◆ **Listed records**
-*-*-

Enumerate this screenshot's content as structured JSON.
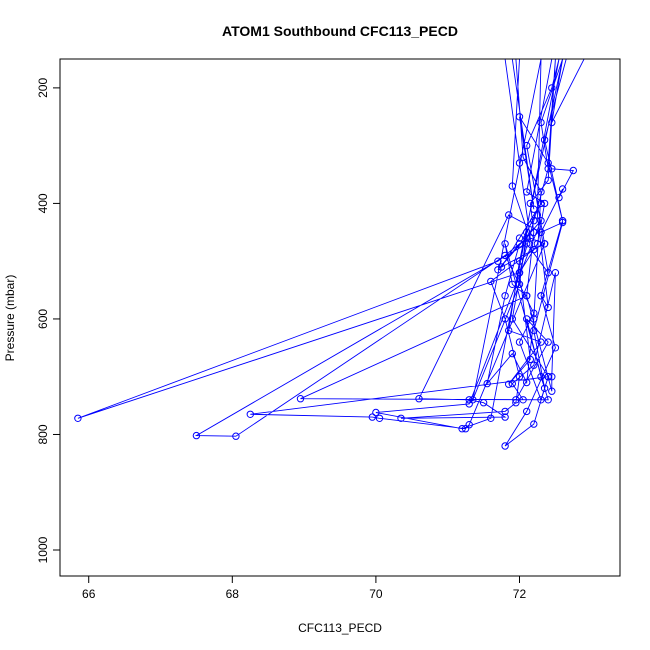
{
  "chart_data": {
    "type": "line",
    "title": "ATOM1 Southbound CFC113_PECD",
    "xlabel": "CFC113_PECD",
    "ylabel": "Pressure (mbar)",
    "xlim": [
      65.6,
      73.4
    ],
    "ylim": [
      1045,
      150
    ],
    "y_reversed": true,
    "xticks": [
      66,
      68,
      70,
      72
    ],
    "yticks": [
      200,
      400,
      600,
      800,
      1000
    ],
    "grid": false,
    "markers": "open-circle",
    "line_color": "#0000ff",
    "series": [
      {
        "points": [
          [
            72.6,
            150
          ],
          [
            72.3,
            260
          ],
          [
            72.4,
            340
          ],
          [
            72.2,
            430
          ],
          [
            72.0,
            520
          ],
          [
            65.85,
            772
          ],
          [
            71.7,
            500
          ],
          [
            72.1,
            460
          ],
          [
            71.9,
            600
          ],
          [
            72.4,
            700
          ],
          [
            72.2,
            782
          ],
          [
            71.8,
            820
          ],
          [
            72.1,
            760
          ],
          [
            72.5,
            650
          ],
          [
            72.3,
            560
          ],
          [
            72.6,
            430
          ],
          [
            72.4,
            330
          ],
          [
            72.5,
            150
          ],
          [
            72.0,
            150
          ],
          [
            71.9,
            370
          ],
          [
            72.2,
            480
          ],
          [
            71.6,
            535
          ],
          [
            71.8,
            600
          ],
          [
            72.0,
            700
          ],
          [
            71.95,
            745
          ],
          [
            71.8,
            760
          ],
          [
            70.35,
            772
          ],
          [
            71.8,
            770
          ],
          [
            71.5,
            745
          ],
          [
            71.3,
            740
          ],
          [
            70.6,
            738
          ],
          [
            71.85,
            420
          ],
          [
            72.3,
            450
          ],
          [
            72.4,
            520
          ],
          [
            72.1,
            470
          ],
          [
            67.5,
            802
          ],
          [
            68.05,
            803
          ],
          [
            71.8,
            490
          ],
          [
            72.2,
            590
          ],
          [
            72.0,
            640
          ],
          [
            72.3,
            740
          ],
          [
            72.4,
            700
          ],
          [
            68.25,
            765
          ],
          [
            69.95,
            770
          ],
          [
            70.05,
            772
          ],
          [
            71.25,
            790
          ],
          [
            71.3,
            783
          ],
          [
            72.35,
            470
          ],
          [
            72.15,
            460
          ],
          [
            72.0,
            330
          ],
          [
            71.8,
            150
          ],
          [
            71.9,
            150
          ],
          [
            72.2,
            410
          ],
          [
            72.0,
            250
          ],
          [
            72.45,
            340
          ],
          [
            72.75,
            343
          ],
          [
            72.55,
            390
          ],
          [
            72.6,
            375
          ],
          [
            72.3,
            450
          ],
          [
            72.6,
            433
          ],
          [
            72.2,
            620
          ],
          [
            72.35,
            720
          ],
          [
            71.8,
            470
          ],
          [
            71.9,
            540
          ],
          [
            72.1,
            560
          ],
          [
            68.95,
            738
          ],
          [
            72.4,
            740
          ],
          [
            72.3,
            700
          ],
          [
            72.1,
            600
          ],
          [
            72.4,
            640
          ],
          [
            71.95,
            740
          ],
          [
            72.05,
            740
          ],
          [
            71.9,
            712
          ],
          [
            72.2,
            680
          ],
          [
            72.5,
            520
          ],
          [
            72.45,
            700
          ],
          [
            72.45,
            725
          ],
          [
            72.1,
            560
          ],
          [
            72.2,
            450
          ],
          [
            72.15,
            400
          ],
          [
            72.4,
            360
          ],
          [
            72.5,
            150
          ],
          [
            72.3,
            150
          ],
          [
            71.35,
            740
          ],
          [
            72.0,
            540
          ],
          [
            72.1,
            450
          ],
          [
            72.3,
            400
          ],
          [
            72.0,
            460
          ],
          [
            71.75,
            510
          ],
          [
            72.35,
            470
          ],
          [
            72.1,
            300
          ],
          [
            72.45,
            200
          ],
          [
            72.55,
            150
          ],
          [
            71.6,
            772
          ],
          [
            71.2,
            790
          ],
          [
            70.0,
            762
          ],
          [
            71.3,
            747
          ],
          [
            72.3,
            430
          ],
          [
            71.7,
            515
          ],
          [
            72.0,
            470
          ],
          [
            71.8,
            560
          ],
          [
            71.55,
            712
          ],
          [
            71.9,
            660
          ],
          [
            72.1,
            710
          ],
          [
            72.2,
            600
          ],
          [
            72.3,
            380
          ],
          [
            72.05,
            320
          ],
          [
            71.95,
            150
          ],
          [
            72.3,
            150
          ],
          [
            72.25,
            420
          ],
          [
            72.4,
            580
          ],
          [
            72.3,
            560
          ],
          [
            72.6,
            430
          ],
          [
            72.35,
            290
          ],
          [
            72.65,
            150
          ],
          [
            72.9,
            150
          ],
          [
            72.45,
            260
          ],
          [
            72.6,
            150
          ],
          [
            72.0,
            500
          ],
          [
            71.85,
            620
          ],
          [
            72.3,
            640
          ],
          [
            71.85,
            713
          ],
          [
            72.15,
            670
          ],
          [
            72.0,
            520
          ],
          [
            72.25,
            470
          ],
          [
            72.35,
            400
          ],
          [
            72.1,
            380
          ],
          [
            72.45,
            150
          ],
          [
            72.1,
            150
          ]
        ]
      }
    ]
  }
}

-*-*-

◆ **What to work on**
Write out all the entries word for word, but skip any images.

◆ **Task result**
Enumerate this screenshot's content as structured JSON.
{
  "chart_data": {
    "type": "line",
    "title": "ATOM1 Southbound CFC113_PECD",
    "xlabel": "CFC113_PECD",
    "ylabel": "Pressure (mbar)",
    "xlim": [
      65.6,
      73.4
    ],
    "ylim": [
      1045,
      150
    ],
    "y_reversed": true,
    "xticks": [
      66,
      68,
      70,
      72
    ],
    "yticks": [
      200,
      400,
      600,
      800,
      1000
    ],
    "grid": false,
    "markers": "open-circle",
    "line_color": "#0000ff",
    "series": [
      {
        "points": [
          [
            72.6,
            150
          ],
          [
            72.3,
            260
          ],
          [
            72.4,
            340
          ],
          [
            72.2,
            430
          ],
          [
            72.0,
            520
          ],
          [
            65.85,
            772
          ],
          [
            71.7,
            500
          ],
          [
            72.1,
            460
          ],
          [
            71.9,
            600
          ],
          [
            72.4,
            700
          ],
          [
            72.2,
            782
          ],
          [
            71.8,
            820
          ],
          [
            72.1,
            760
          ],
          [
            72.5,
            650
          ],
          [
            72.3,
            560
          ],
          [
            72.6,
            430
          ],
          [
            72.4,
            330
          ],
          [
            72.5,
            150
          ],
          [
            72.0,
            150
          ],
          [
            71.9,
            370
          ],
          [
            72.2,
            480
          ],
          [
            71.6,
            535
          ],
          [
            71.8,
            600
          ],
          [
            72.0,
            700
          ],
          [
            71.95,
            745
          ],
          [
            71.8,
            760
          ],
          [
            70.35,
            772
          ],
          [
            71.8,
            770
          ],
          [
            71.5,
            745
          ],
          [
            71.3,
            740
          ],
          [
            70.6,
            738
          ],
          [
            71.85,
            420
          ],
          [
            72.3,
            450
          ],
          [
            72.4,
            520
          ],
          [
            72.1,
            470
          ],
          [
            67.5,
            802
          ],
          [
            68.05,
            803
          ],
          [
            71.8,
            490
          ],
          [
            72.2,
            590
          ],
          [
            72.0,
            640
          ],
          [
            72.3,
            740
          ],
          [
            72.4,
            700
          ],
          [
            68.25,
            765
          ],
          [
            69.95,
            770
          ],
          [
            70.05,
            772
          ],
          [
            71.25,
            790
          ],
          [
            71.3,
            783
          ],
          [
            72.35,
            470
          ],
          [
            72.15,
            460
          ],
          [
            72.0,
            330
          ],
          [
            71.8,
            150
          ],
          [
            71.9,
            150
          ],
          [
            72.2,
            410
          ],
          [
            72.0,
            250
          ],
          [
            72.45,
            340
          ],
          [
            72.75,
            343
          ],
          [
            72.55,
            390
          ],
          [
            72.6,
            375
          ],
          [
            72.3,
            450
          ],
          [
            72.6,
            433
          ],
          [
            72.2,
            620
          ],
          [
            72.35,
            720
          ],
          [
            71.8,
            470
          ],
          [
            71.9,
            540
          ],
          [
            72.1,
            560
          ],
          [
            68.95,
            738
          ],
          [
            72.4,
            740
          ],
          [
            72.3,
            700
          ],
          [
            72.1,
            600
          ],
          [
            72.4,
            640
          ],
          [
            71.95,
            740
          ],
          [
            72.05,
            740
          ],
          [
            71.9,
            712
          ],
          [
            72.2,
            680
          ],
          [
            72.5,
            520
          ],
          [
            72.45,
            700
          ],
          [
            72.45,
            725
          ],
          [
            72.1,
            560
          ],
          [
            72.2,
            450
          ],
          [
            72.15,
            400
          ],
          [
            72.4,
            360
          ],
          [
            72.5,
            150
          ],
          [
            72.3,
            150
          ],
          [
            71.35,
            740
          ],
          [
            72.0,
            540
          ],
          [
            72.1,
            450
          ],
          [
            72.3,
            400
          ],
          [
            72.0,
            460
          ],
          [
            71.75,
            510
          ],
          [
            72.35,
            470
          ],
          [
            72.1,
            300
          ],
          [
            72.45,
            200
          ],
          [
            72.55,
            150
          ],
          [
            71.6,
            772
          ],
          [
            71.2,
            790
          ],
          [
            70.0,
            762
          ],
          [
            71.3,
            747
          ],
          [
            72.3,
            430
          ],
          [
            71.7,
            515
          ],
          [
            72.0,
            470
          ],
          [
            71.8,
            560
          ],
          [
            71.55,
            712
          ],
          [
            71.9,
            660
          ],
          [
            72.1,
            710
          ],
          [
            72.2,
            600
          ],
          [
            72.3,
            380
          ],
          [
            72.05,
            320
          ],
          [
            71.95,
            150
          ],
          [
            72.3,
            150
          ],
          [
            72.25,
            420
          ],
          [
            72.4,
            580
          ],
          [
            72.3,
            560
          ],
          [
            72.6,
            430
          ],
          [
            72.35,
            290
          ],
          [
            72.65,
            150
          ],
          [
            72.9,
            150
          ],
          [
            72.45,
            260
          ],
          [
            72.6,
            150
          ],
          [
            72.0,
            500
          ],
          [
            71.85,
            620
          ],
          [
            72.3,
            640
          ],
          [
            71.85,
            713
          ],
          [
            72.15,
            670
          ],
          [
            72.0,
            520
          ],
          [
            72.25,
            470
          ],
          [
            72.35,
            400
          ],
          [
            72.1,
            380
          ],
          [
            72.45,
            150
          ],
          [
            72.1,
            150
          ]
        ]
      }
    ]
  }
}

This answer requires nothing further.